**Given instruction:** Look over the entries that follow and work out how many lines contain "apple". State the number only.
== == ==
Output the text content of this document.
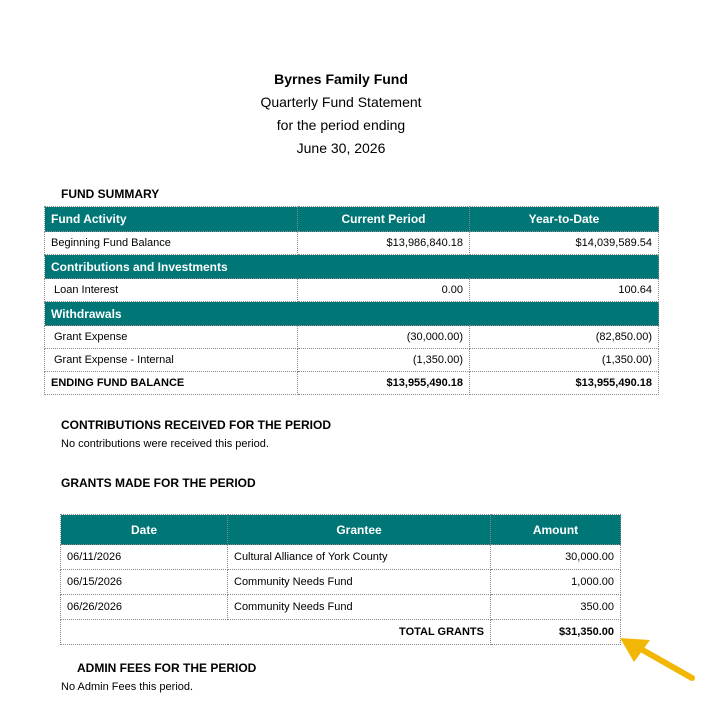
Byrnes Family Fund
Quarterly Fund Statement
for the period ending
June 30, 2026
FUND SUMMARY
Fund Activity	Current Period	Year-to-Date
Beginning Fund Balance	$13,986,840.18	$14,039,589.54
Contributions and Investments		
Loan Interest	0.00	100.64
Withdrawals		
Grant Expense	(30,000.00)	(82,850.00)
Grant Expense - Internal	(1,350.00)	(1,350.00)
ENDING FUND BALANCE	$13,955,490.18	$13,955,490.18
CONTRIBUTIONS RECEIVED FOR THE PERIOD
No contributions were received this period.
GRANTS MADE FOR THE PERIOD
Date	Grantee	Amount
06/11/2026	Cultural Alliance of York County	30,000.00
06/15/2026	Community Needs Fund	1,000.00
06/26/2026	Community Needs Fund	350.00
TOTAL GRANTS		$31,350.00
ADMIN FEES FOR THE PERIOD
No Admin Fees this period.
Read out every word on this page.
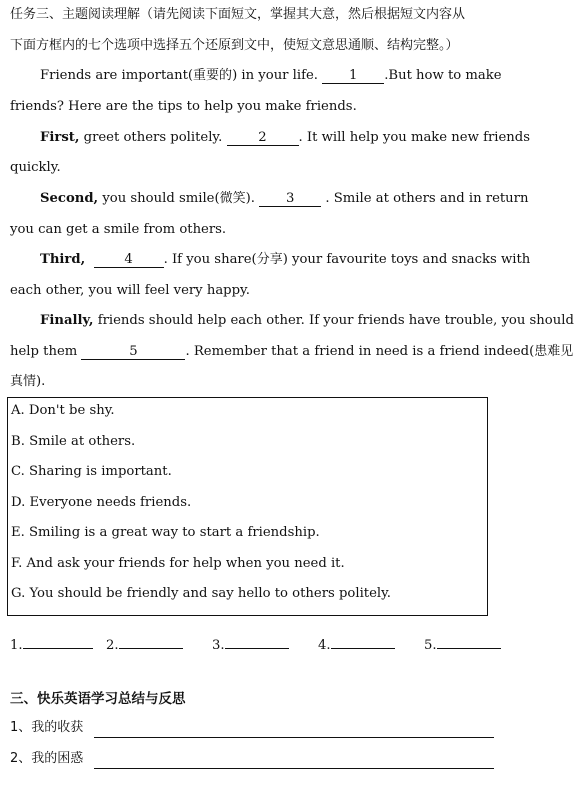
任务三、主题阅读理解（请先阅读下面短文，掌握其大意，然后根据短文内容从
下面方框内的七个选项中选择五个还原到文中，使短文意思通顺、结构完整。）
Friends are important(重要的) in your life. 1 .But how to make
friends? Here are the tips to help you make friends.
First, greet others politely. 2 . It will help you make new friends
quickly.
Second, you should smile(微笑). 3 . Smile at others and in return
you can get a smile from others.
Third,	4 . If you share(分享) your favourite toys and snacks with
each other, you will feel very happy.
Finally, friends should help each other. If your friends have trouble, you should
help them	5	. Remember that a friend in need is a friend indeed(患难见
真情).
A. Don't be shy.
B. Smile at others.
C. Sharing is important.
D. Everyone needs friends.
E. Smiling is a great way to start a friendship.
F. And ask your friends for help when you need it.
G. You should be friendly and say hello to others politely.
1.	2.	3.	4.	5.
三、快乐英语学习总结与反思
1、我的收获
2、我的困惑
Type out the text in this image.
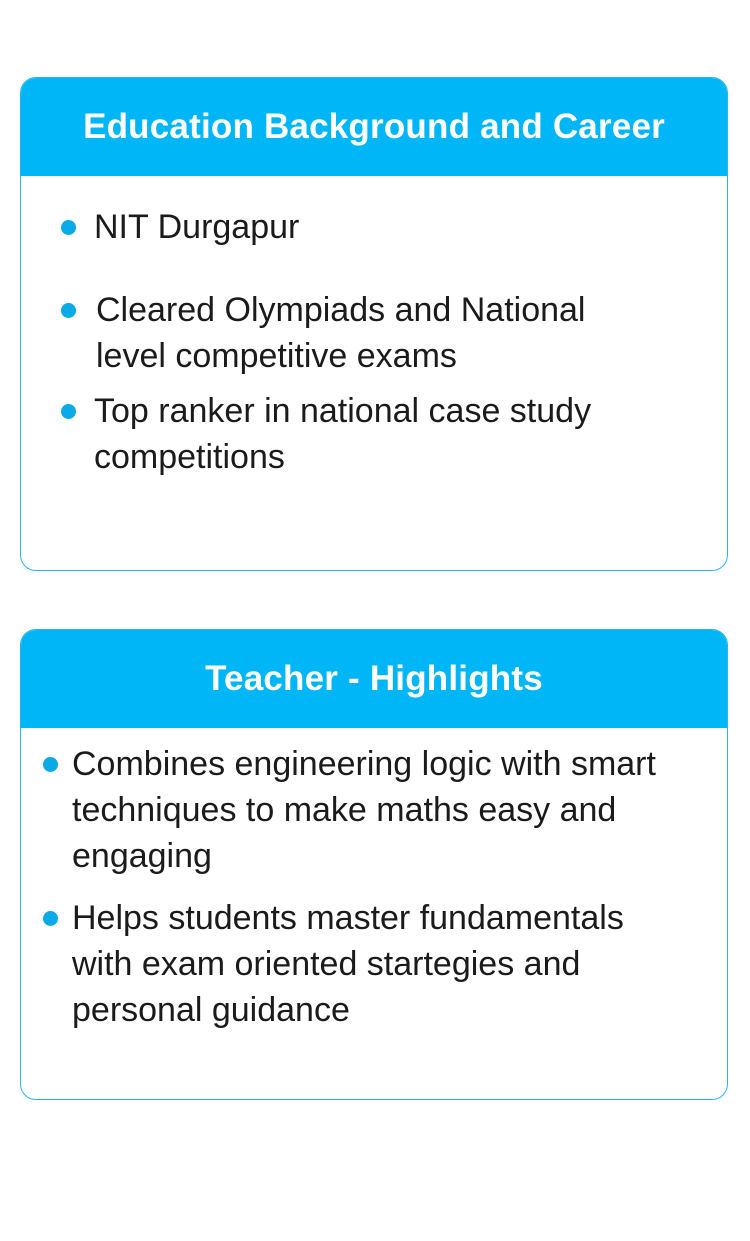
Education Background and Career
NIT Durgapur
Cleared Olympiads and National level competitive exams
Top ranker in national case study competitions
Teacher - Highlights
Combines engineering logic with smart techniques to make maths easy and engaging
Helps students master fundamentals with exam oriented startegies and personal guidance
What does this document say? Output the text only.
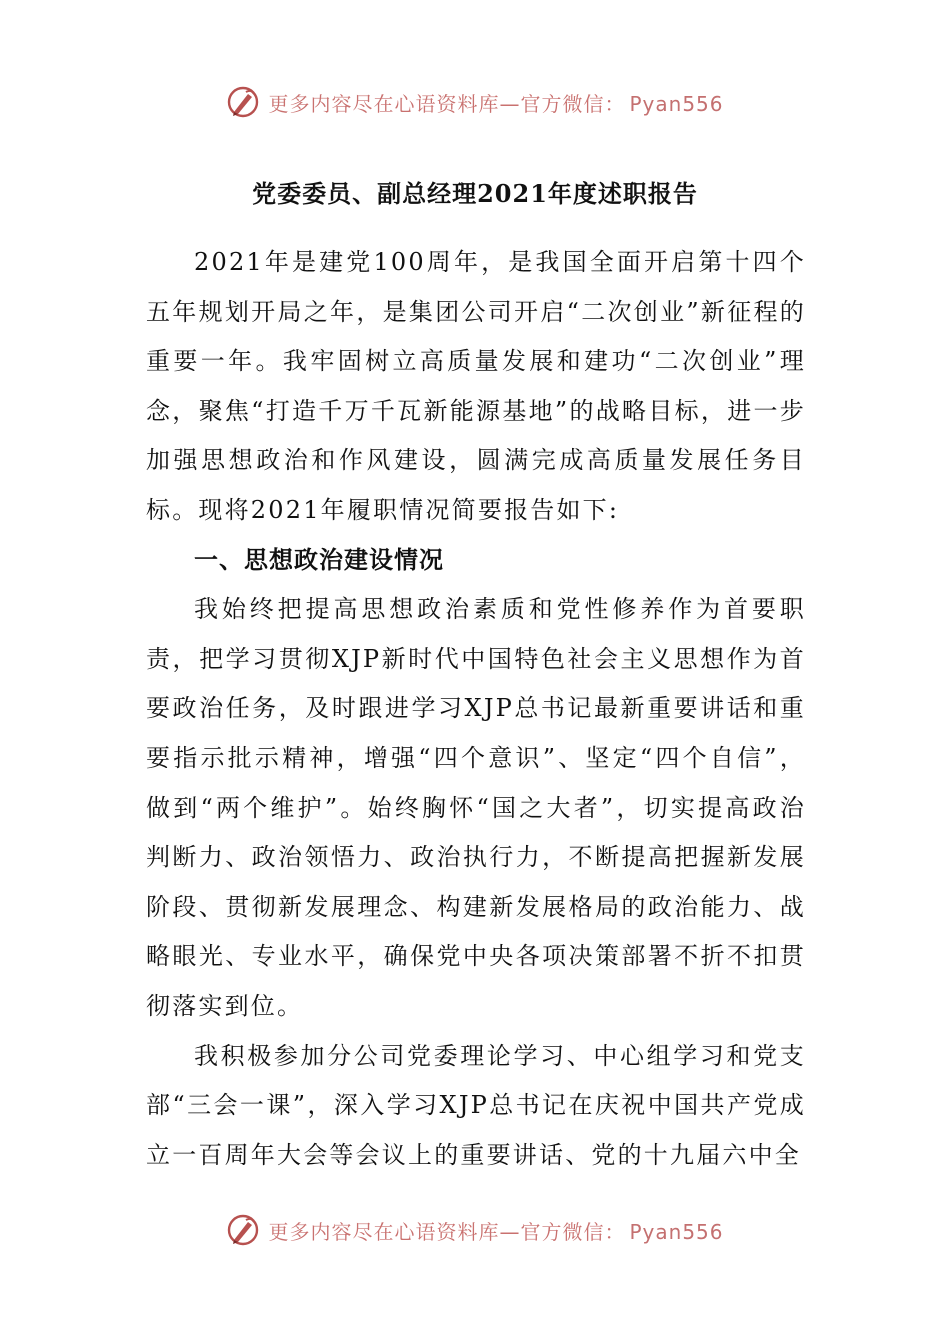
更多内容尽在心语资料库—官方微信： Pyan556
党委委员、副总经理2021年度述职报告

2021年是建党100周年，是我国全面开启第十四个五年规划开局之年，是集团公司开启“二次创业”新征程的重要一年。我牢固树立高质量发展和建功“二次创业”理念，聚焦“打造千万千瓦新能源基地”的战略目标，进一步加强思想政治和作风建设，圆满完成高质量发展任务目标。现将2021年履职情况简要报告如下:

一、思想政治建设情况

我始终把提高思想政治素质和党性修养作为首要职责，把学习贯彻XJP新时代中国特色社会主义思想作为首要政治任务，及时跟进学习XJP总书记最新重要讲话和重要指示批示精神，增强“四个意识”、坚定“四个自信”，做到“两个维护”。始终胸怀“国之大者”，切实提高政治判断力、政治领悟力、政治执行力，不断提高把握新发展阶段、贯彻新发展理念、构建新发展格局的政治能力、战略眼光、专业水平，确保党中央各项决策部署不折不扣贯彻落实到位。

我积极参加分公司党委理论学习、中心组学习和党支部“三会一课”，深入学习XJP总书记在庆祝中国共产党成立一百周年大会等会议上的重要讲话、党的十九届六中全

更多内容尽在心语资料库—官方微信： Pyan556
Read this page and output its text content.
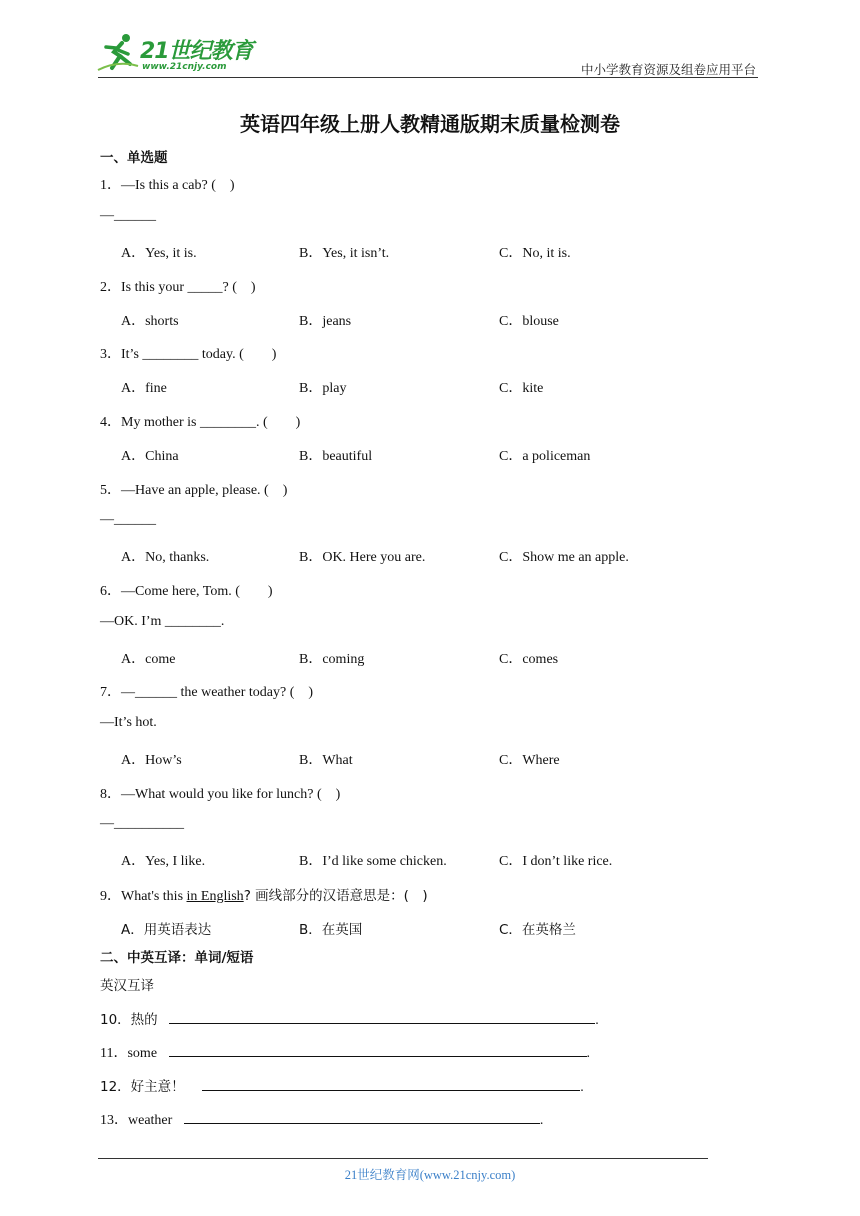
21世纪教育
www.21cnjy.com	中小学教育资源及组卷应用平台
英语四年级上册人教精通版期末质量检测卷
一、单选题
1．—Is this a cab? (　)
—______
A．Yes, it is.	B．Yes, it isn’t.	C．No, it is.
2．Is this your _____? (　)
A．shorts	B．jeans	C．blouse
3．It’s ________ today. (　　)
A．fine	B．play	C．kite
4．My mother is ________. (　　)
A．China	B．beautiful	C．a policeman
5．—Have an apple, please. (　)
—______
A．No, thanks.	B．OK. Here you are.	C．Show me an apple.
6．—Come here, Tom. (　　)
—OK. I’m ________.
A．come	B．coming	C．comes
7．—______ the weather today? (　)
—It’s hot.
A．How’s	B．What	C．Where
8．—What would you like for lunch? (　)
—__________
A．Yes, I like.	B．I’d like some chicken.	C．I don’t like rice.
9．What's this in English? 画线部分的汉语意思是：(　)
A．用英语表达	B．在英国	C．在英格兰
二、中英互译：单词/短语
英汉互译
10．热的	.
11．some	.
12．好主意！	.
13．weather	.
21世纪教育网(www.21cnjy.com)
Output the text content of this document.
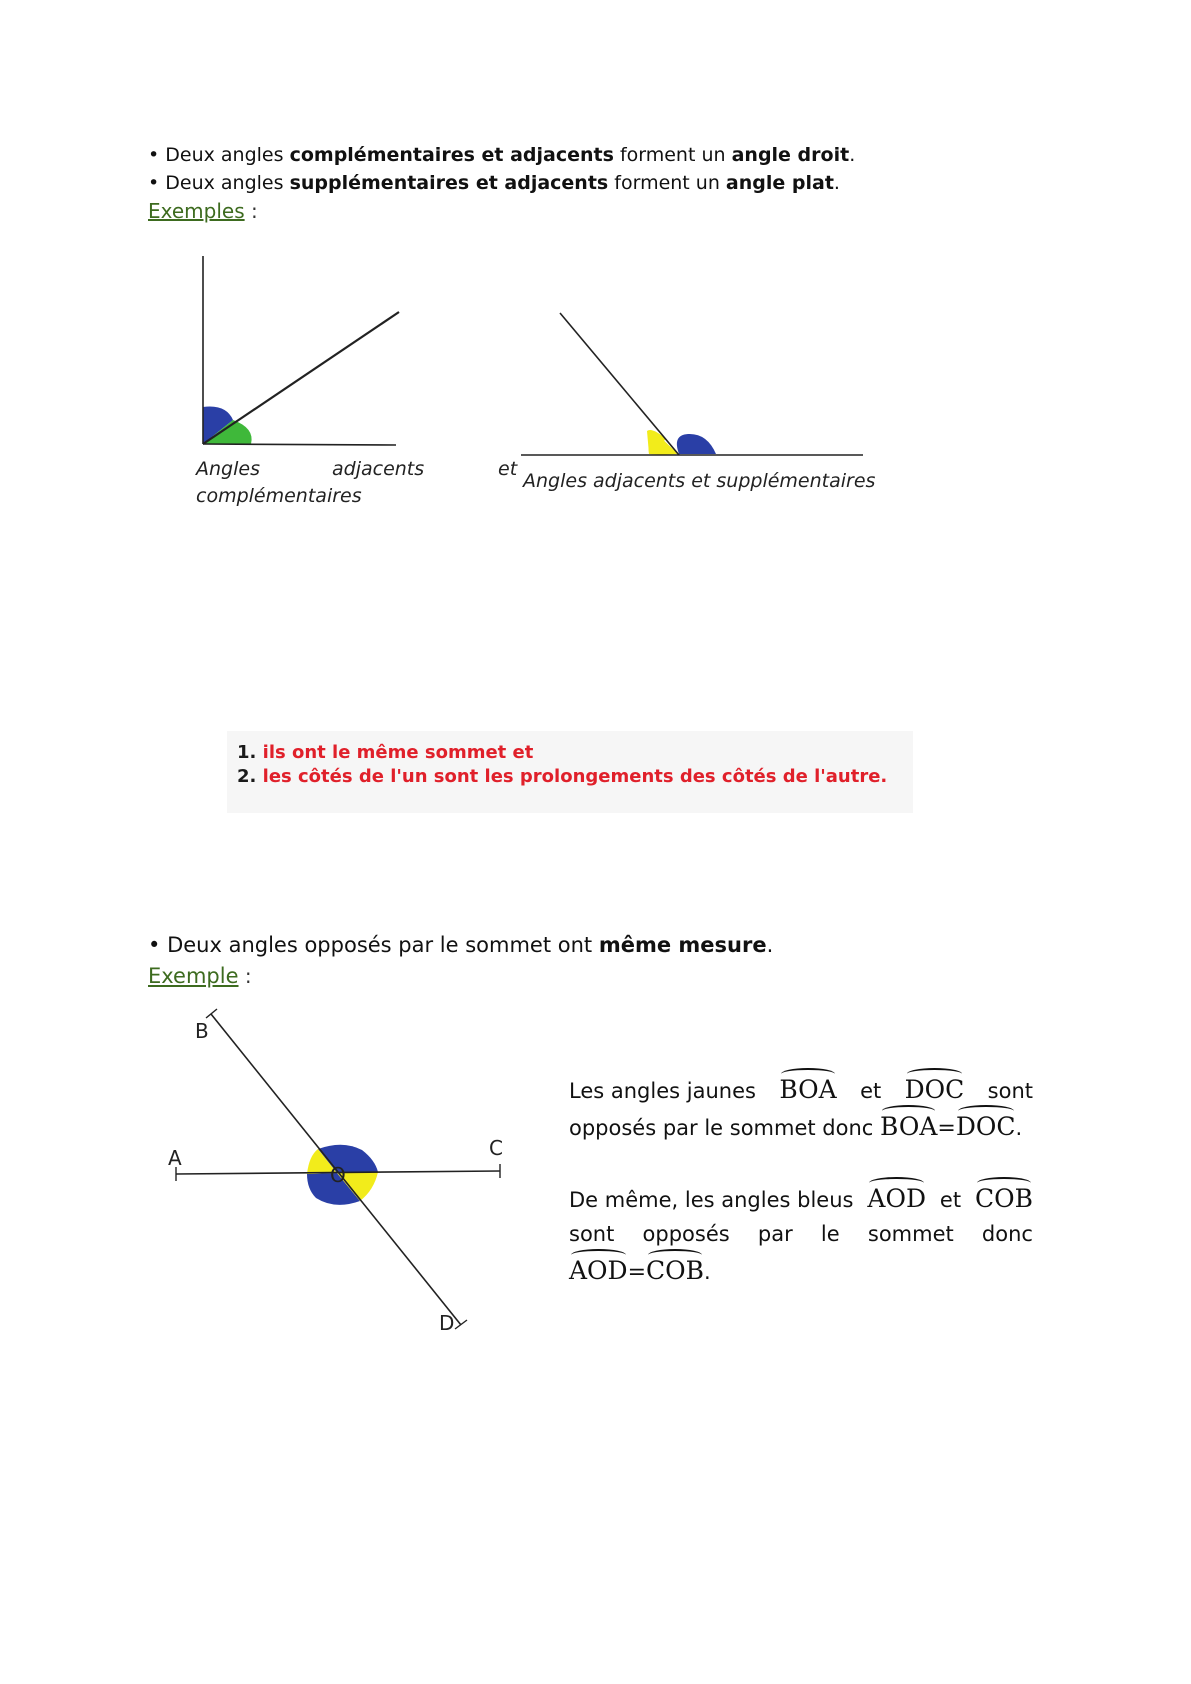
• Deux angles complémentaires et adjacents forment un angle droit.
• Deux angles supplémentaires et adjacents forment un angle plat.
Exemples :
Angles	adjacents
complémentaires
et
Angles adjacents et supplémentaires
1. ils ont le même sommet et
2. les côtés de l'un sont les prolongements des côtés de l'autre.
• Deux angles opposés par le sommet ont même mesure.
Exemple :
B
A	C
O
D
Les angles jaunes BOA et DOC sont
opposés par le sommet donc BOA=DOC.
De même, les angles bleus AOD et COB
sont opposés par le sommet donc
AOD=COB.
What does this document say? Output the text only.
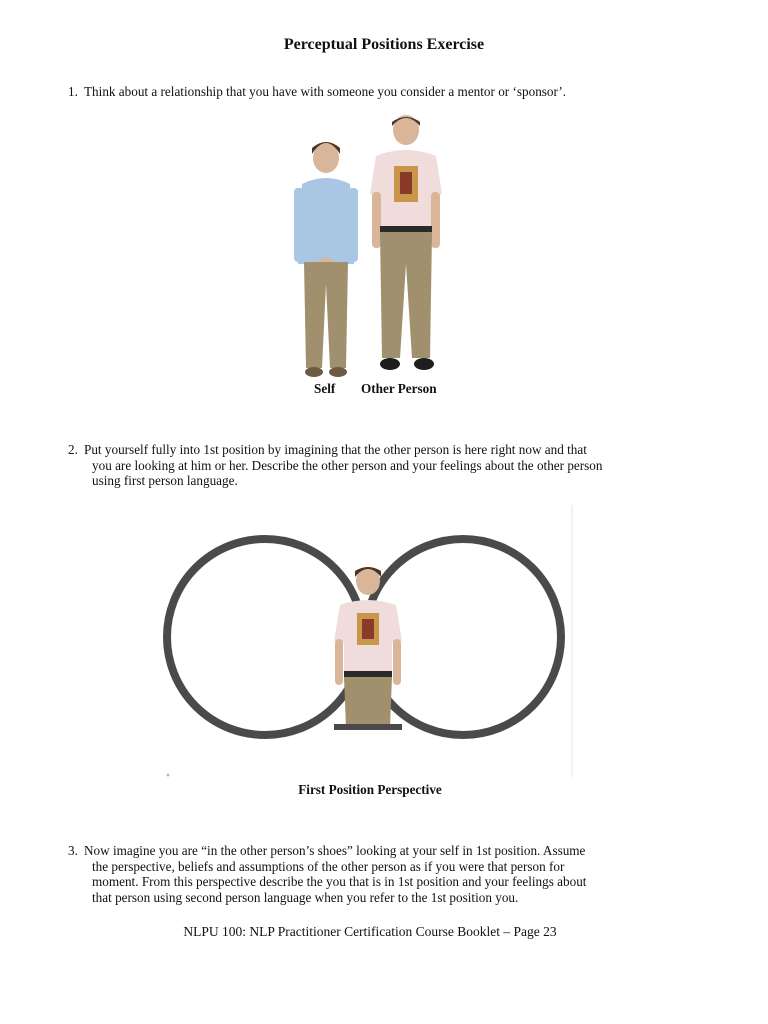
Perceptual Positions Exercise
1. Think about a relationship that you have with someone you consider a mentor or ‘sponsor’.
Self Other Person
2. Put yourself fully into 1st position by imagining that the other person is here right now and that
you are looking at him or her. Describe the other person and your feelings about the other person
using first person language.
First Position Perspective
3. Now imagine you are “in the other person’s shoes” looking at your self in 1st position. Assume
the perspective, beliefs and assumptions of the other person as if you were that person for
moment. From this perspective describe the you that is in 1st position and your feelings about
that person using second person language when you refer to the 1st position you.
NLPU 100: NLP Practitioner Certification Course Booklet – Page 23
== == ==
**Response to the task:** 2